◆ Objective ◆
Repeat all entries exactly.
##### Record list
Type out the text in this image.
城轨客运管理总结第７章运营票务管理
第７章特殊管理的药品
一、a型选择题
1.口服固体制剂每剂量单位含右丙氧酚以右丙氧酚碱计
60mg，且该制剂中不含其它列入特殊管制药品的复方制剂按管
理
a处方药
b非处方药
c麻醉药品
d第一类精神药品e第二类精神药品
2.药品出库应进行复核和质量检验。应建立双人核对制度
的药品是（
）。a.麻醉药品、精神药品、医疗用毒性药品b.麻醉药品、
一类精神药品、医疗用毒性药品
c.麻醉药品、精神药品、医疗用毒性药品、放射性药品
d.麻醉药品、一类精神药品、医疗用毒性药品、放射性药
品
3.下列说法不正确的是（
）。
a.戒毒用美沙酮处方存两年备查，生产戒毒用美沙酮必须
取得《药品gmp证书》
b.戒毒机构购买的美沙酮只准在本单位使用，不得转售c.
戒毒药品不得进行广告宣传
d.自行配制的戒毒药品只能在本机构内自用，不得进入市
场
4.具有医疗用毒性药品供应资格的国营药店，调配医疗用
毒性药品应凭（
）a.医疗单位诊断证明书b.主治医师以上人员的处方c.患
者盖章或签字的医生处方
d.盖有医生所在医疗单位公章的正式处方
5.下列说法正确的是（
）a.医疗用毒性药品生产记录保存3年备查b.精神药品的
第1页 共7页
##########
◆ Output of the exercise ◆
Type out the text in this image.
城轨客运管理总结第７章运营票务管理
第７章特殊管理的药品
一、a型选择题
1.口服固体制剂每剂量单位含右丙氧酚以右丙氧酚碱计
60mg，且该制剂中不含其它列入特殊管制药品的复方制剂按管
理
a处方药
b非处方药
c麻醉药品
d第一类精神药品e第二类精神药品
2.药品出库应进行复核和质量检验。应建立双人核对制度
的药品是（
）。a.麻醉药品、精神药品、医疗用毒性药品b.麻醉药品、
一类精神药品、医疗用毒性药品
c.麻醉药品、精神药品、医疗用毒性药品、放射性药品
d.麻醉药品、一类精神药品、医疗用毒性药品、放射性药
品
3.下列说法不正确的是（
）。
a.戒毒用美沙酮处方存两年备查，生产戒毒用美沙酮必须
取得《药品gmp证书》
b.戒毒机构购买的美沙酮只准在本单位使用，不得转售c.
戒毒药品不得进行广告宣传
d.自行配制的戒毒药品只能在本机构内自用，不得进入市
场
4.具有医疗用毒性药品供应资格的国营药店，调配医疗用
毒性药品应凭（
）a.医疗单位诊断证明书b.主治医师以上人员的处方c.患
者盖章或签字的医生处方
d.盖有医生所在医疗单位公章的正式处方
5.下列说法正确的是（
）a.医疗用毒性药品生产记录保存3年备查b.精神药品的
第1页 共7页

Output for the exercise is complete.